** Start of Extracted material **

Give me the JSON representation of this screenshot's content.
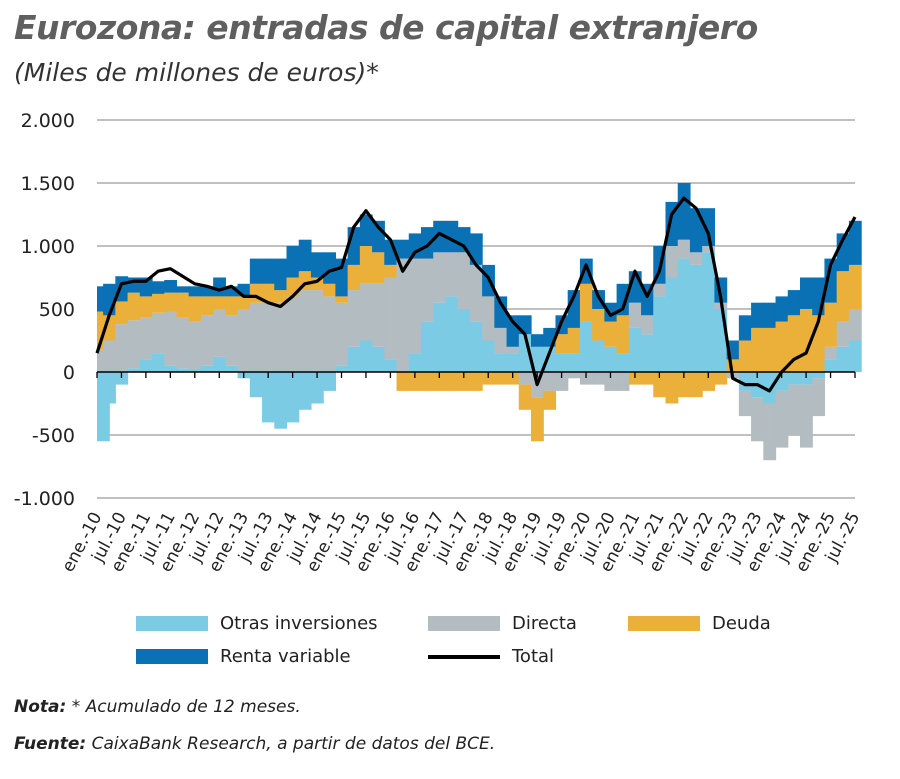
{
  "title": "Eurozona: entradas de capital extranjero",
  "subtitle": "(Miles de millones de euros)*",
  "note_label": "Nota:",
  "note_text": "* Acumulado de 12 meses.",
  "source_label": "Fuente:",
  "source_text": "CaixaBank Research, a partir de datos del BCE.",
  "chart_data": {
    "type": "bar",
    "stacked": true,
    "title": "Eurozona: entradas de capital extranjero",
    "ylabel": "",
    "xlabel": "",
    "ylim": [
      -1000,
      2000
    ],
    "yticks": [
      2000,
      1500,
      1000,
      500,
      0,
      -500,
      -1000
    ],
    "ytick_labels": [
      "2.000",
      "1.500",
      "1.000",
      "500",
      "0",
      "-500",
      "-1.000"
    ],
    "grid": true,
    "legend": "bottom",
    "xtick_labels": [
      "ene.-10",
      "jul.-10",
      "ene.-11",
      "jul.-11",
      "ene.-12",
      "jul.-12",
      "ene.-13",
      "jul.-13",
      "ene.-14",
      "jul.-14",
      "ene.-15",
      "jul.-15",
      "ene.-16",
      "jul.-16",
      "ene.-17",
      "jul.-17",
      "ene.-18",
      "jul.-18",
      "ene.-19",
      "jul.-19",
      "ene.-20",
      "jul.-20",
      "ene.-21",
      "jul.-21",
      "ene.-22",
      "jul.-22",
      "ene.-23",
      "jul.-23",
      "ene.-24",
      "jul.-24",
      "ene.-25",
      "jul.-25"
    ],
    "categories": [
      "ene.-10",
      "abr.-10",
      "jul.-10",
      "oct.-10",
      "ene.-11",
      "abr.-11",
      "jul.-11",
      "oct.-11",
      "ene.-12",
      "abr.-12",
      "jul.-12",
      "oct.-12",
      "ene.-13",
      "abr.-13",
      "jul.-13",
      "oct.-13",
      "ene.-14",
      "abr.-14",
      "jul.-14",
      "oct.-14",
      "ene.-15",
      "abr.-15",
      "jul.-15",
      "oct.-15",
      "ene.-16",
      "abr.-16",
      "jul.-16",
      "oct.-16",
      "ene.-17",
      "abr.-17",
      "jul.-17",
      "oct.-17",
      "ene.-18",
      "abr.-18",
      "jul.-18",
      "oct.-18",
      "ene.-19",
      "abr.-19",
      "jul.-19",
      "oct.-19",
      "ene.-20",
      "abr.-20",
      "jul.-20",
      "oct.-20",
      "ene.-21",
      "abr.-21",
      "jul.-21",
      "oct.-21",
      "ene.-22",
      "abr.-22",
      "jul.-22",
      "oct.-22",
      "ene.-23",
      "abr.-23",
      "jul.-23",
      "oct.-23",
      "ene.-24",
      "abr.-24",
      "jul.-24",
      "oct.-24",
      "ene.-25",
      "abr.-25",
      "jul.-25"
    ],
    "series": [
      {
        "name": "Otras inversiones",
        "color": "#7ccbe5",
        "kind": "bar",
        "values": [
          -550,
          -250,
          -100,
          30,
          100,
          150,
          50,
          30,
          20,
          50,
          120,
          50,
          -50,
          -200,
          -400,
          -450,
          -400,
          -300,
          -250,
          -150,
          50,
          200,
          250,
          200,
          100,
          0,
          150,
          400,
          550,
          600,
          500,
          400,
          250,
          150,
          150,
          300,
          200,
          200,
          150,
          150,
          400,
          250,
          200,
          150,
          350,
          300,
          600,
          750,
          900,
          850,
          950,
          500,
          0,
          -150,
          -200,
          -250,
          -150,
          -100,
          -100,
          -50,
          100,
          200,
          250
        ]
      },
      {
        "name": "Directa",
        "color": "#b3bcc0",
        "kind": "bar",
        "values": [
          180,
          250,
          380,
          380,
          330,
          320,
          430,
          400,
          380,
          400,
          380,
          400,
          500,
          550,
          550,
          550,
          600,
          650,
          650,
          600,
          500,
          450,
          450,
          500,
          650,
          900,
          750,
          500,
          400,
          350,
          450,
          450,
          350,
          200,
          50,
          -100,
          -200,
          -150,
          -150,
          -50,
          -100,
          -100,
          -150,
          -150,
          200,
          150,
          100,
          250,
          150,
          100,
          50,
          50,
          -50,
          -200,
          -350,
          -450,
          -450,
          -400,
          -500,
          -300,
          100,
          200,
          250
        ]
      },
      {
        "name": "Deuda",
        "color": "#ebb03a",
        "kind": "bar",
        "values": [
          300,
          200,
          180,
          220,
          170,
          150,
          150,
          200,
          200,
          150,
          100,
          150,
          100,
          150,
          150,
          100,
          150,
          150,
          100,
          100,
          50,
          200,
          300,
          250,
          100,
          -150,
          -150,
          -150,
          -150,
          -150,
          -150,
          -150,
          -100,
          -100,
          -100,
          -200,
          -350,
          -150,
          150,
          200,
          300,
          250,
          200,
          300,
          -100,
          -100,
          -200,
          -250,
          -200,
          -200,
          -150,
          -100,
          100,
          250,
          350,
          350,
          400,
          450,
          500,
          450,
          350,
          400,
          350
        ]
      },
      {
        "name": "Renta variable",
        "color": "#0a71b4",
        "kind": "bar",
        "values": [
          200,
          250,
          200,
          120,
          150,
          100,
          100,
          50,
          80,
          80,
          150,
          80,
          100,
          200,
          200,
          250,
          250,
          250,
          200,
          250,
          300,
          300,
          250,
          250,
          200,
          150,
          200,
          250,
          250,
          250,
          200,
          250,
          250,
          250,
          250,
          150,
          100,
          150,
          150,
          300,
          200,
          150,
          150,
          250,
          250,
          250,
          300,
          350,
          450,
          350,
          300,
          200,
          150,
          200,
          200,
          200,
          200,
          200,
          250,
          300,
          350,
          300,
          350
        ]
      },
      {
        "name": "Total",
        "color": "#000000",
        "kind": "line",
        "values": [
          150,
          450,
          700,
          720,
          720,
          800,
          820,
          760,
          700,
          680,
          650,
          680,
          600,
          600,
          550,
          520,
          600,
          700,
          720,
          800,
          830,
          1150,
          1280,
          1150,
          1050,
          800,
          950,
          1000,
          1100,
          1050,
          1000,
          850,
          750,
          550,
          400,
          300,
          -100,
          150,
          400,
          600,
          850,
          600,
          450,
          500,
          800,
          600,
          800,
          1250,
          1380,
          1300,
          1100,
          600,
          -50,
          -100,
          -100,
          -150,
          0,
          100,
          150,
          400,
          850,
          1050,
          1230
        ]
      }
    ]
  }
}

** End of Extracted material **

• [What to do] Spot every line that holds "color" and copy it.

• [Right answer]
        "color": "#7ccbe5",
        "color": "#b3bcc0",
        "color": "#ebb03a",
        "color": "#0a71b4",
        "color": "#000000",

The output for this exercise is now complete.